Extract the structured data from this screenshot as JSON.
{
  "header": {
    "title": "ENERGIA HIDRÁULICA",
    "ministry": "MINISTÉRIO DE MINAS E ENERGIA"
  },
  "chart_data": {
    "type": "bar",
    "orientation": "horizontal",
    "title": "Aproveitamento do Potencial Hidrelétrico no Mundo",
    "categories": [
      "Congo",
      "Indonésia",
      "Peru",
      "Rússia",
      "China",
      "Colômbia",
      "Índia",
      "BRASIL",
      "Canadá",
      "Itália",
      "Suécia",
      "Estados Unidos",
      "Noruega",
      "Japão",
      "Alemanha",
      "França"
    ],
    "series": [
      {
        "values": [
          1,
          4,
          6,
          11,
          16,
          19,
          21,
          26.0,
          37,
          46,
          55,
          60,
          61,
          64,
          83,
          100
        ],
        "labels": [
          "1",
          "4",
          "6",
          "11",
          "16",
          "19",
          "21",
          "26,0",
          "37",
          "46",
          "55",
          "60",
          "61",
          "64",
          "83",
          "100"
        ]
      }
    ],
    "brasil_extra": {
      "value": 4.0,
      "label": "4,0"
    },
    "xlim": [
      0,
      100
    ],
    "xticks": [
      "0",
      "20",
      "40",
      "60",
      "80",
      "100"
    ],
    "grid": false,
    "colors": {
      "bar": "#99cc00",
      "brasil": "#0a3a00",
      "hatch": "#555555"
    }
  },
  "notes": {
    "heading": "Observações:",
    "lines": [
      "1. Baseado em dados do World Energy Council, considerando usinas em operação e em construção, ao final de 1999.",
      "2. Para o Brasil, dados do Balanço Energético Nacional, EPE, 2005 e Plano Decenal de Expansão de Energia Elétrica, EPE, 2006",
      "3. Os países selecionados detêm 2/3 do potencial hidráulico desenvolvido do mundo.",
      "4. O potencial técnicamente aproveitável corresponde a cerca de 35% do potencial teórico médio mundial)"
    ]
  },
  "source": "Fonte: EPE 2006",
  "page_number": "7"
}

▬▬▬▬▬▬▬▬▬▬

→ Given exercise: Output every record above exactly as it appears.

→ Response below:
Extract the structured data from this screenshot as JSON.
{
  "header": {
    "title": "ENERGIA HIDRÁULICA",
    "ministry": "MINISTÉRIO DE MINAS E ENERGIA"
  },
  "chart_data": {
    "type": "bar",
    "orientation": "horizontal",
    "title": "Aproveitamento do Potencial Hidrelétrico no Mundo",
    "categories": [
      "Congo",
      "Indonésia",
      "Peru",
      "Rússia",
      "China",
      "Colômbia",
      "Índia",
      "BRASIL",
      "Canadá",
      "Itália",
      "Suécia",
      "Estados Unidos",
      "Noruega",
      "Japão",
      "Alemanha",
      "França"
    ],
    "series": [
      {
        "values": [
          1,
          4,
          6,
          11,
          16,
          19,
          21,
          26.0,
          37,
          46,
          55,
          60,
          61,
          64,
          83,
          100
        ],
        "labels": [
          "1",
          "4",
          "6",
          "11",
          "16",
          "19",
          "21",
          "26,0",
          "37",
          "46",
          "55",
          "60",
          "61",
          "64",
          "83",
          "100"
        ]
      }
    ],
    "brasil_extra": {
      "value": 4.0,
      "label": "4,0"
    },
    "xlim": [
      0,
      100
    ],
    "xticks": [
      "0",
      "20",
      "40",
      "60",
      "80",
      "100"
    ],
    "grid": false,
    "colors": {
      "bar": "#99cc00",
      "brasil": "#0a3a00",
      "hatch": "#555555"
    }
  },
  "notes": {
    "heading": "Observações:",
    "lines": [
      "1. Baseado em dados do World Energy Council, considerando usinas em operação e em construção, ao final de 1999.",
      "2. Para o Brasil, dados do Balanço Energético Nacional, EPE, 2005 e Plano Decenal de Expansão de Energia Elétrica, EPE, 2006",
      "3. Os países selecionados detêm 2/3 do potencial hidráulico desenvolvido do mundo.",
      "4. O potencial técnicamente aproveitável corresponde a cerca de 35% do potencial teórico médio mundial)"
    ]
  },
  "source": "Fonte: EPE 2006",
  "page_number": "7"
}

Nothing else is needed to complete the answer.